▶ _Excerpted records_

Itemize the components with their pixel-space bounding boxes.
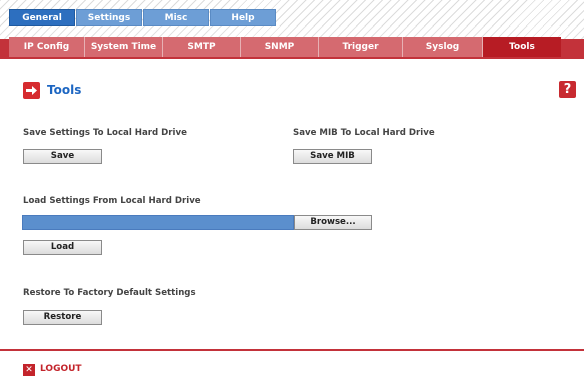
page-title: Tools <box>47 83 82 97</box>
save-button[interactable]: Save <box>23 149 102 164</box>
tab-general[interactable]: General <box>9 9 75 26</box>
sub-tab-bar: IP Config System Time SMTP SNMP Trigger … <box>0 26 584 59</box>
subtab-ip-config[interactable]: IP Config <box>9 37 85 57</box>
file-path-input[interactable] <box>22 215 294 230</box>
subtab-smtp[interactable]: SMTP <box>163 37 241 57</box>
arrow-right-icon <box>23 82 40 99</box>
subtab-system-time[interactable]: System Time <box>85 37 163 57</box>
top-tab-bar: General Settings Misc Help <box>0 0 584 26</box>
browse-button[interactable]: Browse... <box>294 215 372 230</box>
tab-settings[interactable]: Settings <box>76 9 142 26</box>
subtab-tools[interactable]: Tools <box>483 37 561 57</box>
restore-defaults-label: Restore To Factory Default Settings <box>23 288 196 298</box>
save-mib-button[interactable]: Save MIB <box>293 149 372 164</box>
help-icon[interactable]: ? <box>559 81 576 98</box>
load-button[interactable]: Load <box>23 240 102 255</box>
subtab-trigger[interactable]: Trigger <box>319 37 403 57</box>
logout-link[interactable]: LOGOUT <box>40 364 82 374</box>
subtab-snmp[interactable]: SNMP <box>241 37 319 57</box>
footer-divider <box>0 349 584 351</box>
save-mib-label: Save MIB To Local Hard Drive <box>293 128 435 138</box>
tab-help[interactable]: Help <box>210 9 276 26</box>
load-settings-label: Load Settings From Local Hard Drive <box>23 196 201 206</box>
save-settings-label: Save Settings To Local Hard Drive <box>23 128 187 138</box>
restore-button[interactable]: Restore <box>23 310 102 325</box>
logout-close-icon[interactable]: ✕ <box>23 364 35 376</box>
tab-misc[interactable]: Misc <box>143 9 209 26</box>
subtab-syslog[interactable]: Syslog <box>403 37 483 57</box>
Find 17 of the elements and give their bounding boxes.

▶ _Stated problem_
Print the lines from the records exactly, from the line that contains "page-title: Tools <box>47 83 82 97</box>" through the line that contains "save-settings-label: Save Settings", including both of those lines.

▶ _Finished exercise_
page-title: Tools <box>47 83 82 97</box>
save-button[interactable]: Save <box>23 149 102 164</box>
tab-general[interactable]: General <box>9 9 75 26</box>
sub-tab-bar: IP Config System Time SMTP SNMP Trigger … <box>0 26 584 59</box>
subtab-ip-config[interactable]: IP Config <box>9 37 85 57</box>
file-path-input[interactable] <box>22 215 294 230</box>
subtab-smtp[interactable]: SMTP <box>163 37 241 57</box>
arrow-right-icon <box>23 82 40 99</box>
subtab-system-time[interactable]: System Time <box>85 37 163 57</box>
top-tab-bar: General Settings Misc Help <box>0 0 584 26</box>
browse-button[interactable]: Browse... <box>294 215 372 230</box>
tab-settings[interactable]: Settings <box>76 9 142 26</box>
subtab-tools[interactable]: Tools <box>483 37 561 57</box>
restore-defaults-label: Restore To Factory Default Settings <box>23 288 196 298</box>
save-mib-button[interactable]: Save MIB <box>293 149 372 164</box>
help-icon[interactable]: ? <box>559 81 576 98</box>
load-button[interactable]: Load <box>23 240 102 255</box>
subtab-trigger[interactable]: Trigger <box>319 37 403 57</box>
logout-link[interactable]: LOGOUT <box>40 364 82 374</box>
subtab-snmp[interactable]: SNMP <box>241 37 319 57</box>
footer-divider <box>0 349 584 351</box>
save-mib-label: Save MIB To Local Hard Drive <box>293 128 435 138</box>
tab-help[interactable]: Help <box>210 9 276 26</box>
load-settings-label: Load Settings From Local Hard Drive <box>23 196 201 206</box>
save-settings-label: Save Settings To Local Hard Drive <box>23 128 187 138</box>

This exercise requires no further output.